- [Description of the task]
Quote, word for word, the line containing "Transcribe the text in this document." and all lines that follow it to the end of the records, with no pictures.
start Raw data
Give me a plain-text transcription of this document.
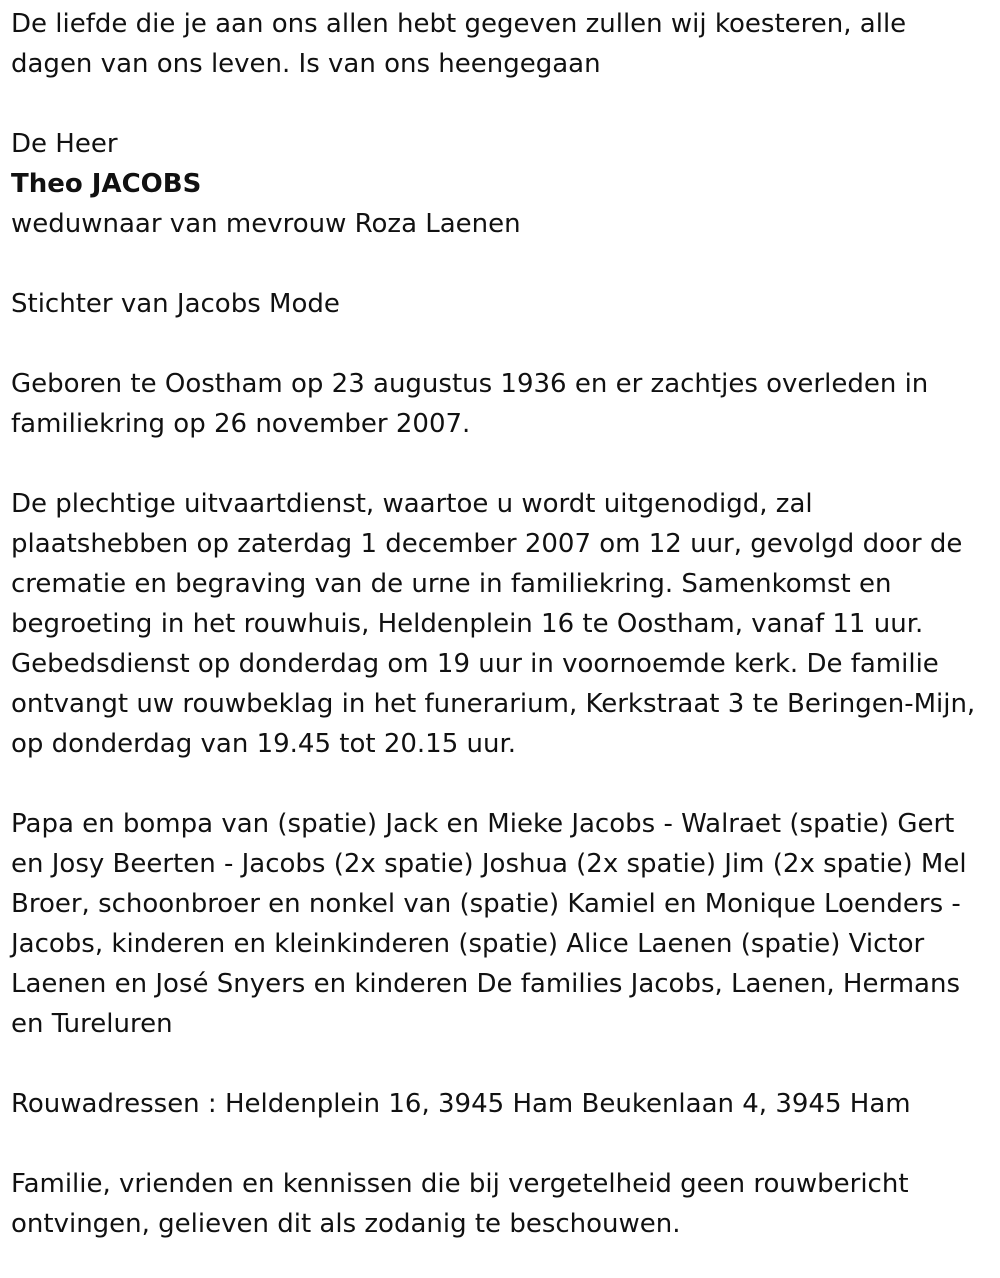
De liefde die je aan ons allen hebt gegeven zullen wij koesteren, alle dagen van ons leven. Is van ons heengegaan

De Heer

Theo JACOBS

weduwnaar van mevrouw Roza Laenen

Stichter van Jacobs Mode

Geboren te Oostham op 23 augustus 1936 en er zachtjes overleden in familiekring op 26 november 2007.

De plechtige uitvaartdienst, waartoe u wordt uitgenodigd, zal plaatshebben op zaterdag 1 december 2007 om 12 uur, gevolgd door de crematie en begraving van de urne in familiekring. Samenkomst en begroeting in het rouwhuis, Heldenplein 16 te Oostham, vanaf 11 uur. Gebedsdienst op donderdag om 19 uur in voornoemde kerk. De familie ontvangt uw rouwbeklag in het funerarium, Kerkstraat 3 te Beringen-Mijn, op donderdag van 19.45 tot 20.15 uur.

Papa en bompa van (spatie) Jack en Mieke Jacobs - Walraet (spatie) Gert en Josy Beerten - Jacobs (2x spatie) Joshua (2x spatie) Jim (2x spatie) Mel Broer, schoonbroer en nonkel van (spatie) Kamiel en Monique Loenders - Jacobs, kinderen en kleinkinderen (spatie) Alice Laenen (spatie) Victor Laenen en José Snyers en kinderen De families Jacobs, Laenen, Hermans en Tureluren

Rouwadressen : Heldenplein 16, 3945 Ham Beukenlaan 4, 3945 Ham

Familie, vrienden en kennissen die bij vergetelheid geen rouwbericht ontvingen, gelieven dit als zodanig te beschouwen.
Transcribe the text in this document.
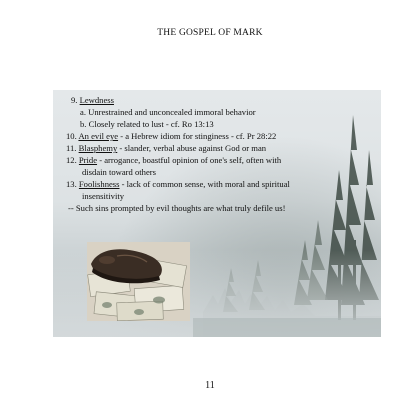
THE GOSPEL OF MARK
9. Lewdness
a. Unrestrained and unconcealed immoral behavior
b. Closely related to lust - cf. Ro 13:13
10. An evil eye - a Hebrew idiom for stinginess - cf. Pr 28:22
11. Blasphemy - slander, verbal abuse against God or man
12. Pride - arrogance, boastful opinion of one's self, often with
disdain toward others
13. Foolishness - lack of common sense, with moral and spiritual
insensitivity
-- Such sins prompted by evil thoughts are what truly defile us!
11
end Raw data
- [Result]
Transcribe the text in this document.
THE GOSPEL OF MARK
9. Lewdness
a. Unrestrained and unconcealed immoral behavior
b. Closely related to lust - cf. Ro 13:13
10. An evil eye - a Hebrew idiom for stinginess - cf. Pr 28:22
11. Blasphemy - slander, verbal abuse against God or man
12. Pride - arrogance, boastful opinion of one's self, often with
disdain toward others
13. Foolishness - lack of common sense, with moral and spiritual
insensitivity
-- Such sins prompted by evil thoughts are what truly defile us!
11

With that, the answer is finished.